*Given exercise*
Find the word "machine" in the records below. List each line containing it.

-- start Dataset entries --

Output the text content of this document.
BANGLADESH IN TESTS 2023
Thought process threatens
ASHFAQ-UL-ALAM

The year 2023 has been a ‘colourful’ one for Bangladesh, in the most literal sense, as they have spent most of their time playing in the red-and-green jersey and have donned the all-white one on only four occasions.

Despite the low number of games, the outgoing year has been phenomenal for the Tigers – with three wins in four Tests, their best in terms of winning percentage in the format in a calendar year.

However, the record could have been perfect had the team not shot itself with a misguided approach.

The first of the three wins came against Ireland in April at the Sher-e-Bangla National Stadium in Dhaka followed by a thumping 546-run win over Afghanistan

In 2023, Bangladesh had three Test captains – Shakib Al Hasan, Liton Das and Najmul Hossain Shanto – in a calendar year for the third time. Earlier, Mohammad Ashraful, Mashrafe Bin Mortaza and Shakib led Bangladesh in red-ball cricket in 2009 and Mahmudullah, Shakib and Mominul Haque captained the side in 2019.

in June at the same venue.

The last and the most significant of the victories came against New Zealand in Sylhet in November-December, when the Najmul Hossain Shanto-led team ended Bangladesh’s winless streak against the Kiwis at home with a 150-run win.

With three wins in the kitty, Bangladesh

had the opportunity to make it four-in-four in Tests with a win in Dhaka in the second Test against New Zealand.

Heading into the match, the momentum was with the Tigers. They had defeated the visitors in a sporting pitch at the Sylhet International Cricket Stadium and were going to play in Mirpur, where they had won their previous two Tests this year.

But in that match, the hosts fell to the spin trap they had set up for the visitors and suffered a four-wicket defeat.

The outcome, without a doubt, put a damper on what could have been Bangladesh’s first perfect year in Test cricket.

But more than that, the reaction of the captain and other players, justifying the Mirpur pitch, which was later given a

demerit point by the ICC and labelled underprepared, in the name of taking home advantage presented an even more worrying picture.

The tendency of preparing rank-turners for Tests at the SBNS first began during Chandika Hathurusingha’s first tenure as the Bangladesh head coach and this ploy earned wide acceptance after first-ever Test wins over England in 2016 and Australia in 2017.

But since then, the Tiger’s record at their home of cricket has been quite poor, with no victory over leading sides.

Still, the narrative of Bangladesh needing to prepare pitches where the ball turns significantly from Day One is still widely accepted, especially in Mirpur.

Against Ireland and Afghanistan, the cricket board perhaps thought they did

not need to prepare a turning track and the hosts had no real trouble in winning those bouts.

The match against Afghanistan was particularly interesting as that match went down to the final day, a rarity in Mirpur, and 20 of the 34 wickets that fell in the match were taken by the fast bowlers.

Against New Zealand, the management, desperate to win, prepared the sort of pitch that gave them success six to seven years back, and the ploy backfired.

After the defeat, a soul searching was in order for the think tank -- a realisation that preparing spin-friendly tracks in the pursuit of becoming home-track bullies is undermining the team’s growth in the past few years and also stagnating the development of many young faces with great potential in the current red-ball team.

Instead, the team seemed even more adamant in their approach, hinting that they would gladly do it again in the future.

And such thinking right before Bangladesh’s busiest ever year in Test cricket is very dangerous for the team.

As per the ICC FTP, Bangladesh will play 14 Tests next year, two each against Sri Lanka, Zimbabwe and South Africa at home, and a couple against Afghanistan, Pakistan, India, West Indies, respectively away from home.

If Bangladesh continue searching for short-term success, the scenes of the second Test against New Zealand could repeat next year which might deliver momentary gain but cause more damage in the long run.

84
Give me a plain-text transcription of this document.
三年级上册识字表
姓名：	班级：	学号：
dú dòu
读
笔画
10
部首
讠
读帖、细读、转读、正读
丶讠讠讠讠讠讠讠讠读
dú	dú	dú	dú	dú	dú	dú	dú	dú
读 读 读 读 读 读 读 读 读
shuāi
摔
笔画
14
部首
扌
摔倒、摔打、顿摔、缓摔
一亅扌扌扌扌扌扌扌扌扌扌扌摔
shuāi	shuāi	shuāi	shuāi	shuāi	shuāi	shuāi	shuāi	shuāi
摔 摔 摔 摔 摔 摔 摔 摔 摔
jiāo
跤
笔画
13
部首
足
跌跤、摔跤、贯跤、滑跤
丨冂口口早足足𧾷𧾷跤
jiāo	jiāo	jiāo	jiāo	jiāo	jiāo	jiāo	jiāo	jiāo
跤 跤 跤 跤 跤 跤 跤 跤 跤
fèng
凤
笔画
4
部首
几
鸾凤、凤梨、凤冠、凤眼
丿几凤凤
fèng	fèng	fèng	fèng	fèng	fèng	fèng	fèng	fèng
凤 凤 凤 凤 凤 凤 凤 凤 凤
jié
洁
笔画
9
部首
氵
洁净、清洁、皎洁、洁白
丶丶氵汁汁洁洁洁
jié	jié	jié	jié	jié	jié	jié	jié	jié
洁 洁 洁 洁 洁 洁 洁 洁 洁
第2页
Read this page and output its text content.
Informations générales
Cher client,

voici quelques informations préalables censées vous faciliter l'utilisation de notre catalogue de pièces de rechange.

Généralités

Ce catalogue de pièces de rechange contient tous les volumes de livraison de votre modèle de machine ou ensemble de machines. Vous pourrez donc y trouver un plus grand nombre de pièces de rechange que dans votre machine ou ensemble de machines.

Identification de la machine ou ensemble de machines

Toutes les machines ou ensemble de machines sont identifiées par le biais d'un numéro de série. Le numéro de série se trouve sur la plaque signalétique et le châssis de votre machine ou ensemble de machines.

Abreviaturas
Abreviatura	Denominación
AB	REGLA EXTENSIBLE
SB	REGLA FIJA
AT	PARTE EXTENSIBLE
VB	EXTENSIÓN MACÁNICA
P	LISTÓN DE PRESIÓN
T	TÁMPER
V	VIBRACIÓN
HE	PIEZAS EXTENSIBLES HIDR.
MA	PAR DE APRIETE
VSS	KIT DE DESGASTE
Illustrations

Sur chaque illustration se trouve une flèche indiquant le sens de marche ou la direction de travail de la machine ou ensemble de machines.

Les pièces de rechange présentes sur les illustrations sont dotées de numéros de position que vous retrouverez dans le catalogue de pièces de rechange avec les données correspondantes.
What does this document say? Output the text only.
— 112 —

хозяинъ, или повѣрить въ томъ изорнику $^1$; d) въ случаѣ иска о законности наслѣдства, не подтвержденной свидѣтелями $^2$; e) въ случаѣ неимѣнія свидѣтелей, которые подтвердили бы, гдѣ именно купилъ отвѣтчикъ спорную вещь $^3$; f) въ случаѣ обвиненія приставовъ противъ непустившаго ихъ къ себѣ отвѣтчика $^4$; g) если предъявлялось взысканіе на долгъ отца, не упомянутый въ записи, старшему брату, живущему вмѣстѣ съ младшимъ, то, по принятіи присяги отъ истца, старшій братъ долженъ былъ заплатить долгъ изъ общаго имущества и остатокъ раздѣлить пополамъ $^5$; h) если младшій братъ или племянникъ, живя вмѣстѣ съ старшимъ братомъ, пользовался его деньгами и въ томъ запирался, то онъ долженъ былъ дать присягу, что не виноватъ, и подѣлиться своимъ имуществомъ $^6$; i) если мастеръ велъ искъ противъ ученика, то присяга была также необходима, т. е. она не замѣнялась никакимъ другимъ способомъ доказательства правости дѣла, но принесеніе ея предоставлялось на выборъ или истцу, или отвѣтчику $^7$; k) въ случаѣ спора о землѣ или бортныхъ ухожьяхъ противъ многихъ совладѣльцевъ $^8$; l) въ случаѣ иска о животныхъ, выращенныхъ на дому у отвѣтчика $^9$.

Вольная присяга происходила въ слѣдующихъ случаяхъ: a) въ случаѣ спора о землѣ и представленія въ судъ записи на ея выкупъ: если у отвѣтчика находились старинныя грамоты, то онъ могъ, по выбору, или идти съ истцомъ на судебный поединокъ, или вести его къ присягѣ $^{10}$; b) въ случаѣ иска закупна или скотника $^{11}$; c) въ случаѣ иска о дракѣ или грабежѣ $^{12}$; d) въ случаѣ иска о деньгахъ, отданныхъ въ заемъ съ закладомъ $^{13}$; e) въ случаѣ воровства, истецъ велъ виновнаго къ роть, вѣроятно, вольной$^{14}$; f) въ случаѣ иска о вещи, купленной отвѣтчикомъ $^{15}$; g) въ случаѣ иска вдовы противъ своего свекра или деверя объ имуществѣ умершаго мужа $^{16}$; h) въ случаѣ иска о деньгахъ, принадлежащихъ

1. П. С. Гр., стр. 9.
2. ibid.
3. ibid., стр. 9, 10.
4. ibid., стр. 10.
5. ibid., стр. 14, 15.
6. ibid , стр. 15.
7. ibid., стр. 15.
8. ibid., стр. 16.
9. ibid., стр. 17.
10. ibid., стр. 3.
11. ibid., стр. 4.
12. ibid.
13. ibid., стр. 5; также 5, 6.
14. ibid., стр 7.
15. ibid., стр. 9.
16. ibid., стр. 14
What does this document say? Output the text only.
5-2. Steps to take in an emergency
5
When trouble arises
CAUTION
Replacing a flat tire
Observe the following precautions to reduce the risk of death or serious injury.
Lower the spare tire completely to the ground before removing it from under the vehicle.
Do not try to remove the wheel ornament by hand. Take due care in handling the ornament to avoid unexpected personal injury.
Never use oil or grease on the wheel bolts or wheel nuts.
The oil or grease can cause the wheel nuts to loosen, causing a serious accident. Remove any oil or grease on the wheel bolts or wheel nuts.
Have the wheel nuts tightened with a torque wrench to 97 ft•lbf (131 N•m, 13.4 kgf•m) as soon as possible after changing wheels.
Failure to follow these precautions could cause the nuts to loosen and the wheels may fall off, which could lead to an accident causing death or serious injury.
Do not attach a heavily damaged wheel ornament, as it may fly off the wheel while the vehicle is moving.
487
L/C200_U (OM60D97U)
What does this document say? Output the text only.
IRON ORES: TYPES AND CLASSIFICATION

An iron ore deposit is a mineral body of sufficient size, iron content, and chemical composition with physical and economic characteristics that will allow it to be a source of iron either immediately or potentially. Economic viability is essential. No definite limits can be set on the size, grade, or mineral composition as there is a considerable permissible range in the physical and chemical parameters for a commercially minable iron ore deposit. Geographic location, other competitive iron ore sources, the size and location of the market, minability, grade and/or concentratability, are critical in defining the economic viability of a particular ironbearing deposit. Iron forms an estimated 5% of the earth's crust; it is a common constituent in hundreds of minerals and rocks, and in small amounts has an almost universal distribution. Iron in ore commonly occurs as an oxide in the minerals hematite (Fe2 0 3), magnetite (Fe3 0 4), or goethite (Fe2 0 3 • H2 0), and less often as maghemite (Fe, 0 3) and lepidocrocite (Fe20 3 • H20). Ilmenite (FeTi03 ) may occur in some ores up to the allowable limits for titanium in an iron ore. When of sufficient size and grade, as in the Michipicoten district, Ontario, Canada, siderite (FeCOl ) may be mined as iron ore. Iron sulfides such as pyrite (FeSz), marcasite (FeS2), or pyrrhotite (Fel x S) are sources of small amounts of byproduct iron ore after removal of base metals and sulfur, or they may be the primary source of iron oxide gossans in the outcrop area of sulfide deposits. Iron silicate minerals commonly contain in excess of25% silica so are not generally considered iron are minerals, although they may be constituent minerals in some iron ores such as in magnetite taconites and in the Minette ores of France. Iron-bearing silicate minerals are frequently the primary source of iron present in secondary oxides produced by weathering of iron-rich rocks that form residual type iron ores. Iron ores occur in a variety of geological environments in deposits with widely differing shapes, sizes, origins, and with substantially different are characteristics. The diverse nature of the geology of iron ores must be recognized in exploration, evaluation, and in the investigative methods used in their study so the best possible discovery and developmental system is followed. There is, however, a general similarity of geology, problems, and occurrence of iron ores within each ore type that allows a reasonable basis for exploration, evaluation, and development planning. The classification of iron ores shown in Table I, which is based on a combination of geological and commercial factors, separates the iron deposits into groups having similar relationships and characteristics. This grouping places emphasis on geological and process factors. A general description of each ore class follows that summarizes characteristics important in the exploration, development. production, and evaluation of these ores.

-- end Dataset entries --

*Solution to this problem*
Ce catalogue de pièces de rechange contient tous les volumes de livraison de votre modèle de machine ou ensemble de machines. Vous pourrez donc y trouver un plus grand nombre de pièces de rechange que dans votre machine ou ensemble de machines.
Identification de la machine ou ensemble de machines
Toutes les machines ou ensemble de machines sont identifiées par le biais d'un numéro de série. Le numéro de série se trouve sur la plaque signalétique et le châssis de votre machine ou ensemble de machines.
Sur chaque illustration se trouve une flèche indiquant le sens de marche ou la direction de travail de la machine ou ensemble de machines.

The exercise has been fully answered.